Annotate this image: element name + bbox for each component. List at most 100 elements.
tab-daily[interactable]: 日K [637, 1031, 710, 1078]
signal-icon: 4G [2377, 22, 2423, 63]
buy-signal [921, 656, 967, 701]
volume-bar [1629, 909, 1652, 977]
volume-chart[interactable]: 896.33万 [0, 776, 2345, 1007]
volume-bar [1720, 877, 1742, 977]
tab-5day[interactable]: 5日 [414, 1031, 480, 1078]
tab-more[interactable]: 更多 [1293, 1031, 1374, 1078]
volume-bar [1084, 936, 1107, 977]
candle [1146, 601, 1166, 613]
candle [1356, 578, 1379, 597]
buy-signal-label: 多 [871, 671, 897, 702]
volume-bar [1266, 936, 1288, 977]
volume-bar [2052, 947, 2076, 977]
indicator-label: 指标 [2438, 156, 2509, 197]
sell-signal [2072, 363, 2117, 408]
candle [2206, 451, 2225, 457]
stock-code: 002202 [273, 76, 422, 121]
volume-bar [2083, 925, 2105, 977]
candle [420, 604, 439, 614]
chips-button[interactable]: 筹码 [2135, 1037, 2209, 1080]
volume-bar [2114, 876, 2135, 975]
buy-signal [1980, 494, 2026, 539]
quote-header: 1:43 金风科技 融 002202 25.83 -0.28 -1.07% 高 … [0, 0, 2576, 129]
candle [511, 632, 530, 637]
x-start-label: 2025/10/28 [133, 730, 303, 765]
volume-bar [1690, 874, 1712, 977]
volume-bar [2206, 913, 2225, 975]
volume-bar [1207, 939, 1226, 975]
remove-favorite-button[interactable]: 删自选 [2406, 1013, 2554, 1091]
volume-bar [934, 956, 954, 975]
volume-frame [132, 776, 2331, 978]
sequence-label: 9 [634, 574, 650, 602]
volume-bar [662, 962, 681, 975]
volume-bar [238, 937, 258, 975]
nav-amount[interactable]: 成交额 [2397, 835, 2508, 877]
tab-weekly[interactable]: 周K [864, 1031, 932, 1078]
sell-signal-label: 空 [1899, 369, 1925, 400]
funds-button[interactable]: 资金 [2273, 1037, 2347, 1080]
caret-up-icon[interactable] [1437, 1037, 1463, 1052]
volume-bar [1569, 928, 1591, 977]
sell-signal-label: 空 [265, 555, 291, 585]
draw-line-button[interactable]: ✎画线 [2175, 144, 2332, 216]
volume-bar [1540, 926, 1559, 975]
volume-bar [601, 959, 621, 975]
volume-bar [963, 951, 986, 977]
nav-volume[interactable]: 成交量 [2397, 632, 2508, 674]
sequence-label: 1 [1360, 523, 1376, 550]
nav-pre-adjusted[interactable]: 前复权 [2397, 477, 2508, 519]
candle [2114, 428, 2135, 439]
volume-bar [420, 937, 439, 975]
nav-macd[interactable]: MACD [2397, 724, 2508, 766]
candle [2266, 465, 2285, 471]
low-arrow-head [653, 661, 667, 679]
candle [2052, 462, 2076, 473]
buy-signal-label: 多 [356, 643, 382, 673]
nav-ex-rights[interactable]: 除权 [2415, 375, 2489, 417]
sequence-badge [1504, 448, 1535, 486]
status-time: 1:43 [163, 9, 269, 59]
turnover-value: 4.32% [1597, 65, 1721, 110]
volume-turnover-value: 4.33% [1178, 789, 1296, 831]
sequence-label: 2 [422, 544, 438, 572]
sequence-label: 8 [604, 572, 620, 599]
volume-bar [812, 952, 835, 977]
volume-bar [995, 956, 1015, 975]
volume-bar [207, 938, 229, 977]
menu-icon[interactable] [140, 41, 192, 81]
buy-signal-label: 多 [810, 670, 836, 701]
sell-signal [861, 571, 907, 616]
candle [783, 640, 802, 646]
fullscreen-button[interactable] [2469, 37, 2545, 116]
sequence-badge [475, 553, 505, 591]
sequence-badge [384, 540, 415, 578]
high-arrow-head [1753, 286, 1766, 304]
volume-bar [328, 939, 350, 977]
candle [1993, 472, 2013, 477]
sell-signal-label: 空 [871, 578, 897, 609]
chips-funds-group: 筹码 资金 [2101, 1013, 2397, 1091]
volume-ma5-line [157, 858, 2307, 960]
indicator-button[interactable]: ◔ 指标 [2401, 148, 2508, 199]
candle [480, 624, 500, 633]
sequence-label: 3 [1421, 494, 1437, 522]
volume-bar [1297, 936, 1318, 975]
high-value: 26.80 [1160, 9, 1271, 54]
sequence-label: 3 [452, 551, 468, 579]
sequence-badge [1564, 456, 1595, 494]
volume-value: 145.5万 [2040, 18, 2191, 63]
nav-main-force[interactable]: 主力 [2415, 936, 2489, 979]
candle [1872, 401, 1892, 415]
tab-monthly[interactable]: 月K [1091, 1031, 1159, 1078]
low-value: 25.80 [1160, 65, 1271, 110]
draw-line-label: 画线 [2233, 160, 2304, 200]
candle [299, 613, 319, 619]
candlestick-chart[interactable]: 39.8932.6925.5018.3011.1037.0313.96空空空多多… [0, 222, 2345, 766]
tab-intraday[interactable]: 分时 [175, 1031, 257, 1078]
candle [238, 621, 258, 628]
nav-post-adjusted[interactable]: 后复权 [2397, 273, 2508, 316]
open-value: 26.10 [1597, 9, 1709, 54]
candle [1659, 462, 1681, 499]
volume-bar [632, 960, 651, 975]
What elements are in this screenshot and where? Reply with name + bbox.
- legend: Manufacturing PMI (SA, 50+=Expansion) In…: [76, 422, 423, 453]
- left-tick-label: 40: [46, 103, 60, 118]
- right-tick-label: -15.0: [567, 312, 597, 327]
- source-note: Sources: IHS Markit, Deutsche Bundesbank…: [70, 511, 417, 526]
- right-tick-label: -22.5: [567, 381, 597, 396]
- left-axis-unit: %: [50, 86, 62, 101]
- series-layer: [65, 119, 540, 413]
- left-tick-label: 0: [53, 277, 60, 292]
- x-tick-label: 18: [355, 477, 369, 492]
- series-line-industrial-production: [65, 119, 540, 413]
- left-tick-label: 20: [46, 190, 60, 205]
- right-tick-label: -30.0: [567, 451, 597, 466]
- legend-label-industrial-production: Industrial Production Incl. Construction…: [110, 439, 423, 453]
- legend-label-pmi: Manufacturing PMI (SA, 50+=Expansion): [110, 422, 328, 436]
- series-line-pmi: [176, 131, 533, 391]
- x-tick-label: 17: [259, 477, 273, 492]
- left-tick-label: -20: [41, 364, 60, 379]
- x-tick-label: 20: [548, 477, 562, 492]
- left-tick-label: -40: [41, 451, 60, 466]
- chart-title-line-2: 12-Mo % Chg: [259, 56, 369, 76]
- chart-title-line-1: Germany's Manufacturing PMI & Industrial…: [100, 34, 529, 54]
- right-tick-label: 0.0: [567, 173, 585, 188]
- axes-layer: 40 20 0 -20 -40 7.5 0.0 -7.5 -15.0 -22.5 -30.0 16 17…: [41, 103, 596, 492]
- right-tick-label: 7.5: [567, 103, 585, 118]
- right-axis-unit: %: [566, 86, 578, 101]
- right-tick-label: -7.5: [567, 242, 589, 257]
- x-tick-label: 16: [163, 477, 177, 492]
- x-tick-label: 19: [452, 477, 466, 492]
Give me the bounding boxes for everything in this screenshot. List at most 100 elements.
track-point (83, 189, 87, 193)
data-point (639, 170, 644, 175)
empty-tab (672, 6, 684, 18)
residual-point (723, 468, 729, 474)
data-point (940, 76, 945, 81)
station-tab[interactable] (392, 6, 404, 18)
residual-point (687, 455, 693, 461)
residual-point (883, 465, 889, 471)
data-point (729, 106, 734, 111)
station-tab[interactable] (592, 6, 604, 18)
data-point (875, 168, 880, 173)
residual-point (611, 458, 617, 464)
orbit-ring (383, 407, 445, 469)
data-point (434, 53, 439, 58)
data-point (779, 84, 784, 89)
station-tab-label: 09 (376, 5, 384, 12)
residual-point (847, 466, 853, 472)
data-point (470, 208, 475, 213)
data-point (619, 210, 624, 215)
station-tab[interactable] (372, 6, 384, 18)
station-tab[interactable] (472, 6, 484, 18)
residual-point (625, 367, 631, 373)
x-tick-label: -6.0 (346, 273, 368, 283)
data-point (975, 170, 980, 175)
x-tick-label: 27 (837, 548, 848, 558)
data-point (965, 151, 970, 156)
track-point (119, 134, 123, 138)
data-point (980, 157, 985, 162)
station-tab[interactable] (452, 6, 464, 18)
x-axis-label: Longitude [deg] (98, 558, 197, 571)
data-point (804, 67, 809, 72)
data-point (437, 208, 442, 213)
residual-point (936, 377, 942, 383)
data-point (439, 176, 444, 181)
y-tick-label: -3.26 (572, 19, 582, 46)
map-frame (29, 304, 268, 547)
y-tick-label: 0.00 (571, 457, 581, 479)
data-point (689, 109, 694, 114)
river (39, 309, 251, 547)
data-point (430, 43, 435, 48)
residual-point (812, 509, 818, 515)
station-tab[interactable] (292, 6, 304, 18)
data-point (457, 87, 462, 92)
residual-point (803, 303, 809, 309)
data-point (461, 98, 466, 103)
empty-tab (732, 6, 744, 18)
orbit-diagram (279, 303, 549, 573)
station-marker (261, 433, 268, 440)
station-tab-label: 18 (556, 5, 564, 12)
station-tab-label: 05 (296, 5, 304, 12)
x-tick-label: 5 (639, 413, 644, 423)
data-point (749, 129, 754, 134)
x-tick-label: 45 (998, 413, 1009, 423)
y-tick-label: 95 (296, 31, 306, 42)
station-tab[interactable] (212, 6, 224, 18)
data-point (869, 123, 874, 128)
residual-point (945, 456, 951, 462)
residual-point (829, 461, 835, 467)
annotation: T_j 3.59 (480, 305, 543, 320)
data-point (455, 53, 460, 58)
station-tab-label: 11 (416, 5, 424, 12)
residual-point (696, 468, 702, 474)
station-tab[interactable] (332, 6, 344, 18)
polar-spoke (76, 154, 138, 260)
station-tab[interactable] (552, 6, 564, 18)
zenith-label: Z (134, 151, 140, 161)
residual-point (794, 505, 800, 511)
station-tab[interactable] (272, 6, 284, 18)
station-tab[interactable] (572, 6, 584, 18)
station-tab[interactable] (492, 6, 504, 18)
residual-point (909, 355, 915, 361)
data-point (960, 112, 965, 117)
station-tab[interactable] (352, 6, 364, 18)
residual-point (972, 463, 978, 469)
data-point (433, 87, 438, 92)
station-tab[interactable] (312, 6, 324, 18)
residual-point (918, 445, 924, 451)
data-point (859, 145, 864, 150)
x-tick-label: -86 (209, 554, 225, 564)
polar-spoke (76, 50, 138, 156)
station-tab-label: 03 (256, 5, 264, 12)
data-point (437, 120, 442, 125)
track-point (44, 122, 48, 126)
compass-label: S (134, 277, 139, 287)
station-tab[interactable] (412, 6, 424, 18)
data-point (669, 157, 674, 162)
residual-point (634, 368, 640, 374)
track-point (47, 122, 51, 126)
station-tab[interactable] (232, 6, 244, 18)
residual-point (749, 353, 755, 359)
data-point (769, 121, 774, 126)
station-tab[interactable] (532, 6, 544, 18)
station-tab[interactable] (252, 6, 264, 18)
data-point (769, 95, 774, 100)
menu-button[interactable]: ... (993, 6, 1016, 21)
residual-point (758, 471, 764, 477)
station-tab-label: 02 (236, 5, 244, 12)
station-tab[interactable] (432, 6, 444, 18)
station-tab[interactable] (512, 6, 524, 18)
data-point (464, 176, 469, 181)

═══

=== Task ===
Copy the data word for word, starting at its first line and ending at the line that contains "volume-bar [1629, 909, 1652, 977]", with both of those lines included.

=== Response to this exercise ===
Annotate this image: element name + bbox for each component. List at most 100 elements.
tab-daily[interactable]: 日K [637, 1031, 710, 1078]
signal-icon: 4G [2377, 22, 2423, 63]
buy-signal [921, 656, 967, 701]
volume-bar [1629, 909, 1652, 977]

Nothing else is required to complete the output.